__Exercise__. Rewrite the listing from its first line down through the line containing "chip-value: 14-09-2023 <box>444", putting "slash-separator" in place of "date-separator" and keeping everything else unchanged.

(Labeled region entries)

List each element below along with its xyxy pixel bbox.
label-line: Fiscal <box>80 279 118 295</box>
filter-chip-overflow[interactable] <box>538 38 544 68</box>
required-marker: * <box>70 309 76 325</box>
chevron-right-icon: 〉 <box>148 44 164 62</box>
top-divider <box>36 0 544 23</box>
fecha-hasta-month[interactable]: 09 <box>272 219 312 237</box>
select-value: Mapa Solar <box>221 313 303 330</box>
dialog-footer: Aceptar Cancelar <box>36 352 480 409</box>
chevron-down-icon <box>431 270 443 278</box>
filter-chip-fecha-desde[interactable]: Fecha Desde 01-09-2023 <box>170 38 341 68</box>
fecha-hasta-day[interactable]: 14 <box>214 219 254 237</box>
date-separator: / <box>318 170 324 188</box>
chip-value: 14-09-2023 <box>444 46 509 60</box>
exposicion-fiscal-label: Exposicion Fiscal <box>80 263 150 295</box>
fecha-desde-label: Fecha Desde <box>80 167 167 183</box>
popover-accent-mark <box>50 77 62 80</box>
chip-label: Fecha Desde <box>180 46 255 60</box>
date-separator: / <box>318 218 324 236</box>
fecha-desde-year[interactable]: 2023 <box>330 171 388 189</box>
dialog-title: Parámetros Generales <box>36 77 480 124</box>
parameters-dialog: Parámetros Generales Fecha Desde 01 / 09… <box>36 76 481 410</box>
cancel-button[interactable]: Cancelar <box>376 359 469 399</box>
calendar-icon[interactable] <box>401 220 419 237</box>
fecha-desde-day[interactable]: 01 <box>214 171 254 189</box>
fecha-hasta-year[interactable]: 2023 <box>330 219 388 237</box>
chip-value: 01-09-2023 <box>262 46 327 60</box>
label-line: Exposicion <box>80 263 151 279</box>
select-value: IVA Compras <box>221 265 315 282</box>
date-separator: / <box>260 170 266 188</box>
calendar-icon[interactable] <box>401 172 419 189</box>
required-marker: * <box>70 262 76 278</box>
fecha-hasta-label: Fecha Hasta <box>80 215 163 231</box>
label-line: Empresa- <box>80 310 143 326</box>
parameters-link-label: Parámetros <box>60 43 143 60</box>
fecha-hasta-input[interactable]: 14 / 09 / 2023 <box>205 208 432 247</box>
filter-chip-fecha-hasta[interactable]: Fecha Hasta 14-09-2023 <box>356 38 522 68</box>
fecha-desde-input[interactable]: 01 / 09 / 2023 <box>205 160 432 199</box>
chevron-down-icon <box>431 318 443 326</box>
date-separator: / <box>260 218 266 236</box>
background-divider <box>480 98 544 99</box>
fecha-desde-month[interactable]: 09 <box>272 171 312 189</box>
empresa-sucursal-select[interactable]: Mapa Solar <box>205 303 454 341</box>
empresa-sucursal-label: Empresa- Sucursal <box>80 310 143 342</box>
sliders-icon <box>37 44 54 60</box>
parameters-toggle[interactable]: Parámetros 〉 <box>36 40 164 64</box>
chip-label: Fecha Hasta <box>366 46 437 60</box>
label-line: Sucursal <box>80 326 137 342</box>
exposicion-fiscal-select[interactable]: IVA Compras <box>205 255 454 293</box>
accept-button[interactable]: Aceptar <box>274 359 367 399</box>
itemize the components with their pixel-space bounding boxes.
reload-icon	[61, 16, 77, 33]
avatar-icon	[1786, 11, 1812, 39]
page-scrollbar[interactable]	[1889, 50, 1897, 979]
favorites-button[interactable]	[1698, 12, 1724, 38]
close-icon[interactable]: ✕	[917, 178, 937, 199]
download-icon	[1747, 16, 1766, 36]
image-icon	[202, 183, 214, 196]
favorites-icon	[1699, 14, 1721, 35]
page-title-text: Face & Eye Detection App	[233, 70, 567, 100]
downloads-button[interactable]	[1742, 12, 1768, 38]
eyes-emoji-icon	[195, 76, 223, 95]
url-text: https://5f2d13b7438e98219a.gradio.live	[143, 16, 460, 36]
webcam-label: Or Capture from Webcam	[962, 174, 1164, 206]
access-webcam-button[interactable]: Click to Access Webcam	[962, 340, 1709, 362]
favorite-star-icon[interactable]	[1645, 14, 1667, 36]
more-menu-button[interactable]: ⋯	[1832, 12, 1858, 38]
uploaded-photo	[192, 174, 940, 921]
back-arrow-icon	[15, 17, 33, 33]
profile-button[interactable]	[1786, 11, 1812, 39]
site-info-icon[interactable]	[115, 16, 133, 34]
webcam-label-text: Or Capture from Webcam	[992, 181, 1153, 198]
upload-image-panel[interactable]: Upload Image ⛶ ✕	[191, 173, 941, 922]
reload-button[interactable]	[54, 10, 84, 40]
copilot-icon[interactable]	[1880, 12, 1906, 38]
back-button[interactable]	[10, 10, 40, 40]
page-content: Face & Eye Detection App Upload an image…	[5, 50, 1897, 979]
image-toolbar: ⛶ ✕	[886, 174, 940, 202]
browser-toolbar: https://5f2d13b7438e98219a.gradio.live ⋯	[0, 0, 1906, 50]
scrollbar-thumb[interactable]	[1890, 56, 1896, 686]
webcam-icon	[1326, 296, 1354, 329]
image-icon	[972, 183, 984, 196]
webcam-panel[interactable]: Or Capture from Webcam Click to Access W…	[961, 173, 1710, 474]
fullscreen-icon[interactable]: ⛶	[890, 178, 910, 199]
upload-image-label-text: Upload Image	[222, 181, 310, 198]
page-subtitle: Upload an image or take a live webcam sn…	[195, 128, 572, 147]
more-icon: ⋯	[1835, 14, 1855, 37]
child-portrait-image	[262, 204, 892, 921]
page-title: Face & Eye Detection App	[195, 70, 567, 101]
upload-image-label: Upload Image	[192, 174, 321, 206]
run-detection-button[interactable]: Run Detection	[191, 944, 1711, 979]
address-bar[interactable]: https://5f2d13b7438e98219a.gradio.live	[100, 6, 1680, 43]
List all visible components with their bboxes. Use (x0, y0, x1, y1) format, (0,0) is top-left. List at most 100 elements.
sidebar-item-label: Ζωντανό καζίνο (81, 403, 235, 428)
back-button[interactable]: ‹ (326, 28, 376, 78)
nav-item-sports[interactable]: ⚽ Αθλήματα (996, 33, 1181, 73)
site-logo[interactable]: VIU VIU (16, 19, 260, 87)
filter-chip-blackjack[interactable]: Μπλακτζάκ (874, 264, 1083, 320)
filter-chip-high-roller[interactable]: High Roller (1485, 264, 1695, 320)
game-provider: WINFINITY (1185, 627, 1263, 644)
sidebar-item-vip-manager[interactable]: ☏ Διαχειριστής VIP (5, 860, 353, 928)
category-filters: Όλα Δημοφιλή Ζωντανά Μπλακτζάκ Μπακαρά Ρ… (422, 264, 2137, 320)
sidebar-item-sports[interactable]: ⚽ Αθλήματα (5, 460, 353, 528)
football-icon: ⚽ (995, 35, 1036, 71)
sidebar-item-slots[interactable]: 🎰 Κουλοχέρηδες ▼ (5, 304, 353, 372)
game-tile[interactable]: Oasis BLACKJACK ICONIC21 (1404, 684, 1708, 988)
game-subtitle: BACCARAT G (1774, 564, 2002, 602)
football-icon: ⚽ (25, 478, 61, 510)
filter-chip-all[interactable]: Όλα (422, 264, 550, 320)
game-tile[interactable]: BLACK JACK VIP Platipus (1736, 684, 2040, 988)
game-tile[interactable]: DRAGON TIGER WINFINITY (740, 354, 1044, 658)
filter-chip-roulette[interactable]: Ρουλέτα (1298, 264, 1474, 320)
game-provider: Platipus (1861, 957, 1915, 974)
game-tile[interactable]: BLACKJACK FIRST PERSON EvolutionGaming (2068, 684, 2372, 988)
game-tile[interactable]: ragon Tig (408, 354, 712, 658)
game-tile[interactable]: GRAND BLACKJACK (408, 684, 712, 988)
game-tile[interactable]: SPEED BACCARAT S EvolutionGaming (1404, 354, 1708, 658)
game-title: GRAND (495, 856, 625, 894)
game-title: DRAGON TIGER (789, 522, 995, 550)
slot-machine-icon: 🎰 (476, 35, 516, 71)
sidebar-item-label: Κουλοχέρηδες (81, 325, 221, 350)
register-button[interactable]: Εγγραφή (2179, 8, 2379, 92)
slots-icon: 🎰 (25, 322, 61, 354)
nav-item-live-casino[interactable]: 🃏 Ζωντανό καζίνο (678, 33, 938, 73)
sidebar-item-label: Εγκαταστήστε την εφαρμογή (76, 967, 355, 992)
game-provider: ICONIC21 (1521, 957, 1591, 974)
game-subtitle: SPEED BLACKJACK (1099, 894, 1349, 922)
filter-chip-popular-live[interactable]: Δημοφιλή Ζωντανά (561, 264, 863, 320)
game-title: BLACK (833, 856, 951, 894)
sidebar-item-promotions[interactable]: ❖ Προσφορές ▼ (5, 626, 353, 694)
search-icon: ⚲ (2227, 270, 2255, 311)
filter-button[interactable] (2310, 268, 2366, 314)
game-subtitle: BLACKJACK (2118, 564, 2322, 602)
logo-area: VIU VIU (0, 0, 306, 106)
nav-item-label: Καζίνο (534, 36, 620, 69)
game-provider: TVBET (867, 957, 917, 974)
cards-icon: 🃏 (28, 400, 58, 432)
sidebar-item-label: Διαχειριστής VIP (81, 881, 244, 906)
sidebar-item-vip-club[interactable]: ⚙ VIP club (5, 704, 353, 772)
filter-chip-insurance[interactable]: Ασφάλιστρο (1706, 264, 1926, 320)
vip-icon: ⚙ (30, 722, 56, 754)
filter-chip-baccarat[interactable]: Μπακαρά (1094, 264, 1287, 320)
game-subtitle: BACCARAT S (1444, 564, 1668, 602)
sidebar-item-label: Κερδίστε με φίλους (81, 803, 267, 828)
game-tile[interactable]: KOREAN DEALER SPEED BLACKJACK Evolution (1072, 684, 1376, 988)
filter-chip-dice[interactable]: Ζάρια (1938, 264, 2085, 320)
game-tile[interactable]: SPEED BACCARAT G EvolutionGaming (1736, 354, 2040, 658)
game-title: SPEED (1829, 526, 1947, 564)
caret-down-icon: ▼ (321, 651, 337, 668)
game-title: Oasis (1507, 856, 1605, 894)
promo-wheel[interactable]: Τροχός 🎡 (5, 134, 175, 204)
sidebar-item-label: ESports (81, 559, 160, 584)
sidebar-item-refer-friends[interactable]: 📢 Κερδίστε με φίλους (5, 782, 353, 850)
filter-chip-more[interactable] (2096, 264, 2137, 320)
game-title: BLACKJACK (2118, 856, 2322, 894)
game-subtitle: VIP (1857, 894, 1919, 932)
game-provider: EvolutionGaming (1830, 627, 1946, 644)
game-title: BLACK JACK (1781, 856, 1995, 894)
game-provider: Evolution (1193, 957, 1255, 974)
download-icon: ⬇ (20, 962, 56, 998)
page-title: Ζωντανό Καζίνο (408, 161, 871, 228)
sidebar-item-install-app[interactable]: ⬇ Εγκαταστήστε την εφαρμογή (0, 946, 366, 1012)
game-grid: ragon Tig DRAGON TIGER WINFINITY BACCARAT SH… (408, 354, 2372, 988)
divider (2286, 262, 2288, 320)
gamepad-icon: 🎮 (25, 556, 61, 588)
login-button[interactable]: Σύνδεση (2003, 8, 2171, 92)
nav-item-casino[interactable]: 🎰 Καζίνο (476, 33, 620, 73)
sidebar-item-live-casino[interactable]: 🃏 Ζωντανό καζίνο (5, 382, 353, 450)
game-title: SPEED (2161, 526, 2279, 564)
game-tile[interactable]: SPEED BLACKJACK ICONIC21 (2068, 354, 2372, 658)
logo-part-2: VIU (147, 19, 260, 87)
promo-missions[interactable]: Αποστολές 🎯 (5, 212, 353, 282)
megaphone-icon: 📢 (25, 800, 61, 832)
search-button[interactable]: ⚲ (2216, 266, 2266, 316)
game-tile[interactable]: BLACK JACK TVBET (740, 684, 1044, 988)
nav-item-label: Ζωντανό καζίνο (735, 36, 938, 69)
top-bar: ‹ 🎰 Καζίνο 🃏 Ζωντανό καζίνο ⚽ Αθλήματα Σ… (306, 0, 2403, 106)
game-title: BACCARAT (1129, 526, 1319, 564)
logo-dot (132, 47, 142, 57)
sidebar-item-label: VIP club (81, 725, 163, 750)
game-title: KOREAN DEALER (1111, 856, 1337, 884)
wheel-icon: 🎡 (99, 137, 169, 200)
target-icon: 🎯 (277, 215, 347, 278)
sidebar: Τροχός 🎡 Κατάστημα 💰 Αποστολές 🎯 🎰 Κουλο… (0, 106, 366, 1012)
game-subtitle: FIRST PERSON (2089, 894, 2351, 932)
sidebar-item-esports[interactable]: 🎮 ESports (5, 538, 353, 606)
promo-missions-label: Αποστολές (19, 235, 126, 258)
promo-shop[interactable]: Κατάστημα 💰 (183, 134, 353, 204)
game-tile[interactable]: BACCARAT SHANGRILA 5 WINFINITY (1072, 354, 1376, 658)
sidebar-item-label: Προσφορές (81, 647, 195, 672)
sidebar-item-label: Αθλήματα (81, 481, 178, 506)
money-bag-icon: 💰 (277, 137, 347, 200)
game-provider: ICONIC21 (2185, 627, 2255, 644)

__Task output__.
List each element below along with its xyxy pixel bbox.
label-line: Fiscal <box>80 279 118 295</box>
filter-chip-overflow[interactable] <box>538 38 544 68</box>
required-marker: * <box>70 309 76 325</box>
chevron-right-icon: 〉 <box>148 44 164 62</box>
top-divider <box>36 0 544 23</box>
fecha-hasta-month[interactable]: 09 <box>272 219 312 237</box>
select-value: Mapa Solar <box>221 313 303 330</box>
dialog-footer: Aceptar Cancelar <box>36 352 480 409</box>
chevron-down-icon <box>431 270 443 278</box>
filter-chip-fecha-desde[interactable]: Fecha Desde 01-09-2023 <box>170 38 341 68</box>
fecha-hasta-day[interactable]: 14 <box>214 219 254 237</box>
slash-separator: / <box>318 170 324 188</box>
chip-value: 14-09-2023 <box>444 46 509 60</box>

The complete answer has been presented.